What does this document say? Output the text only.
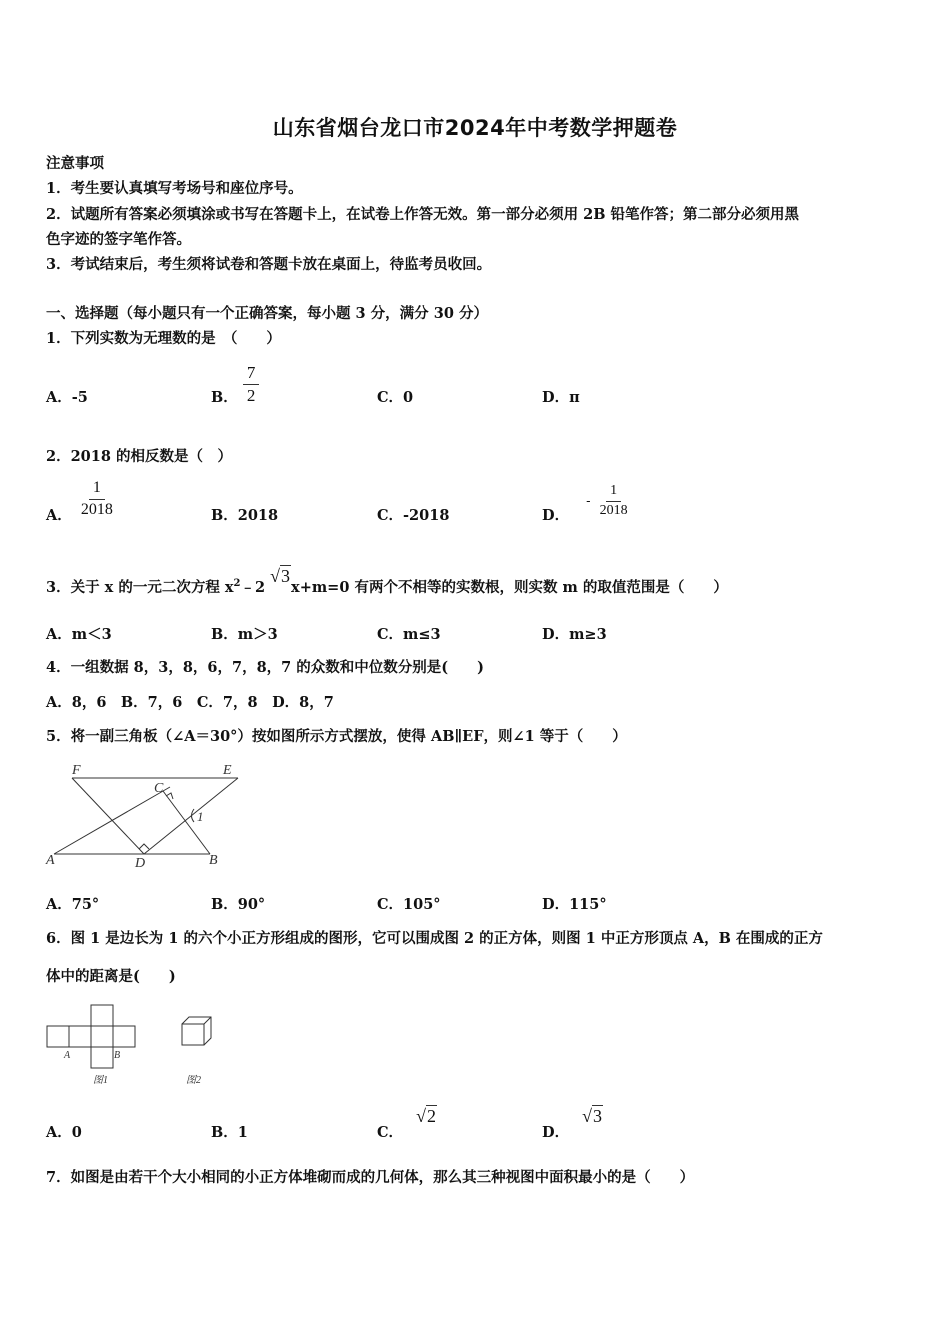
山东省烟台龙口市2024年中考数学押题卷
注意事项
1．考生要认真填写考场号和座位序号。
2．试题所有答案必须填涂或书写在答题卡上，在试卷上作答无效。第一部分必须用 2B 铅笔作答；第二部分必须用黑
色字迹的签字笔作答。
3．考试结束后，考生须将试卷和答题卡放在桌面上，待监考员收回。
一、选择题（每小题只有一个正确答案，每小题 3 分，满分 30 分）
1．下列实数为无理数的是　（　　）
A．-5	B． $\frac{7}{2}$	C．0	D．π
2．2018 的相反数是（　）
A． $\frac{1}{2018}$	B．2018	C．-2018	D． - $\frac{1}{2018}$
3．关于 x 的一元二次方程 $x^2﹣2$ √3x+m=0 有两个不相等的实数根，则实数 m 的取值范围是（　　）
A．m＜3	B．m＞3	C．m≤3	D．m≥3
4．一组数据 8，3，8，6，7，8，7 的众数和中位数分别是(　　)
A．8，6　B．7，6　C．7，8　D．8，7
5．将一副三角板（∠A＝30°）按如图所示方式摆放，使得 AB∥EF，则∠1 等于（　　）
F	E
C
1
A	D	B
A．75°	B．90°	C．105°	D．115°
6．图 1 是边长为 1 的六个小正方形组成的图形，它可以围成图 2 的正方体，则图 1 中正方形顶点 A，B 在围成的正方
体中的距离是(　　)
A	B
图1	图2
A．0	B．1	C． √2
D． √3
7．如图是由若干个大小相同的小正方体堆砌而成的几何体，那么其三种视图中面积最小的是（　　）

-*-

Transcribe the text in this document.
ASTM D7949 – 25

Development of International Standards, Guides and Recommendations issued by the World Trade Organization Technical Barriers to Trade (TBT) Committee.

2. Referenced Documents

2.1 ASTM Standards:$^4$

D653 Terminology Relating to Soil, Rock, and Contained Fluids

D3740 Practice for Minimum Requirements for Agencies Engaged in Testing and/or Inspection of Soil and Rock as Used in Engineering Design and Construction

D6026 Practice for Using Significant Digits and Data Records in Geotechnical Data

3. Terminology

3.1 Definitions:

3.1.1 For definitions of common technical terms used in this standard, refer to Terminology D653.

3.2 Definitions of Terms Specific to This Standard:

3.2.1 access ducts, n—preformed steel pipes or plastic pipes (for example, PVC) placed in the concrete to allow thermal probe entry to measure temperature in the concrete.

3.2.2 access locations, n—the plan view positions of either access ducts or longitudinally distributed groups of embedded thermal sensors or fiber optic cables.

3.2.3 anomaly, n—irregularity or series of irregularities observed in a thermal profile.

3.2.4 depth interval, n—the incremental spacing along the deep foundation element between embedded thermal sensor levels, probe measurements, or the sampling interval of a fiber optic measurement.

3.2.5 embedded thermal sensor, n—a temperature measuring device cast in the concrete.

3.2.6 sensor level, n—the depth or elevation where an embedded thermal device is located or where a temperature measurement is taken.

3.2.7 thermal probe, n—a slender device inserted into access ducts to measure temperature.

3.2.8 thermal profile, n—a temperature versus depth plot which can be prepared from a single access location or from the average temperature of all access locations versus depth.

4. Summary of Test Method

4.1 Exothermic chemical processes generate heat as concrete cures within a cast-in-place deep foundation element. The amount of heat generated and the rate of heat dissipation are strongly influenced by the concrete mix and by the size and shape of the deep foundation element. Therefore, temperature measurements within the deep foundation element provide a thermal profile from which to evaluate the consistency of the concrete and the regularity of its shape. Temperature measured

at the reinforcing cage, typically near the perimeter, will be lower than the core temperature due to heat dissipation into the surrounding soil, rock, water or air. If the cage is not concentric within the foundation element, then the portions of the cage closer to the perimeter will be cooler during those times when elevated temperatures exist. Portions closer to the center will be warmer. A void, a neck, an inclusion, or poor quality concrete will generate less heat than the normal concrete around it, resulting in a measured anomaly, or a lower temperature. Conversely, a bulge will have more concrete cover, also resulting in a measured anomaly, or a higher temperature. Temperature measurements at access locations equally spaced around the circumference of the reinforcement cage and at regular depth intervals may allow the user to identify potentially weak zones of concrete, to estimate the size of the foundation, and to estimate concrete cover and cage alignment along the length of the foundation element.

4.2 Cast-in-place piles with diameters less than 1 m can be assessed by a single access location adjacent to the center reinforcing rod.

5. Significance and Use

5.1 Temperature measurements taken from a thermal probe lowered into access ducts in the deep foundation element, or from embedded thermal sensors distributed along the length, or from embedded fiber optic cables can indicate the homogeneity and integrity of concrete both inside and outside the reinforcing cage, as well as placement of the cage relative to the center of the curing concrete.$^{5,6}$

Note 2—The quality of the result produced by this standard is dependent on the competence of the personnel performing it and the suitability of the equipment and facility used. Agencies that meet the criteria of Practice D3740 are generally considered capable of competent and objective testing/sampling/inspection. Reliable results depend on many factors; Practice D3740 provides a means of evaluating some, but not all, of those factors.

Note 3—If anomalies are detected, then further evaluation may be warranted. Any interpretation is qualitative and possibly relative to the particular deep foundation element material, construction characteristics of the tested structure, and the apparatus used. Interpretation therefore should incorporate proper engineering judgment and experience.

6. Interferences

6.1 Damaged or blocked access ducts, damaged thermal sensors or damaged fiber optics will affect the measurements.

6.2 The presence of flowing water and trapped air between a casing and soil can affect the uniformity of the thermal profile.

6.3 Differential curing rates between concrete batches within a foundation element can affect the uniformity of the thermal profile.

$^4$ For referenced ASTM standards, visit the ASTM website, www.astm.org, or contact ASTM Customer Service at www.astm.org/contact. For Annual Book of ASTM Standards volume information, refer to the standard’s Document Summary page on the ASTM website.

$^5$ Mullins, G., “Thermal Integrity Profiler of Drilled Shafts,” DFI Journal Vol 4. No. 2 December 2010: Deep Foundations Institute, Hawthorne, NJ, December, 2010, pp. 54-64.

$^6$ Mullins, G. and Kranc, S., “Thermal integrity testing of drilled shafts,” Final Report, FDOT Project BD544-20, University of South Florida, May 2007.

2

-*-

- **WHAT IS NEEDED**
All lines above with "heat" in them should be returned.

- **REPLY TO THE TASK**
4.1 Exothermic chemical processes generate heat as concrete cures within a cast-in-place deep foundation element. The amount of heat generated and the rate of heat dissipation are strongly influenced by the concrete mix and by the size and shape of the deep foundation element. Therefore, temperature measurements within the deep foundation element provide a thermal profile from which to evaluate the consistency of the concrete and the regularity of its shape. Temperature measured
at the reinforcing cage, typically near the perimeter, will be lower than the core temperature due to heat dissipation into the surrounding soil, rock, water or air. If the cage is not concentric within the foundation element, then the portions of the cage closer to the perimeter will be cooler during those times when elevated temperatures exist. Portions closer to the center will be warmer. A void, a neck, an inclusion, or poor quality concrete will generate less heat than the normal concrete around it, resulting in a measured anomaly, or a lower temperature. Conversely, a bulge will have more concrete cover, also resulting in a measured anomaly, or a higher temperature. Temperature measurements at access locations equally spaced around the circumference of the reinforcement cage and at regular depth intervals may allow the user to identify potentially weak zones of concrete, to estimate the size of the foundation, and to estimate concrete cover and cage alignment along the length of the foundation element.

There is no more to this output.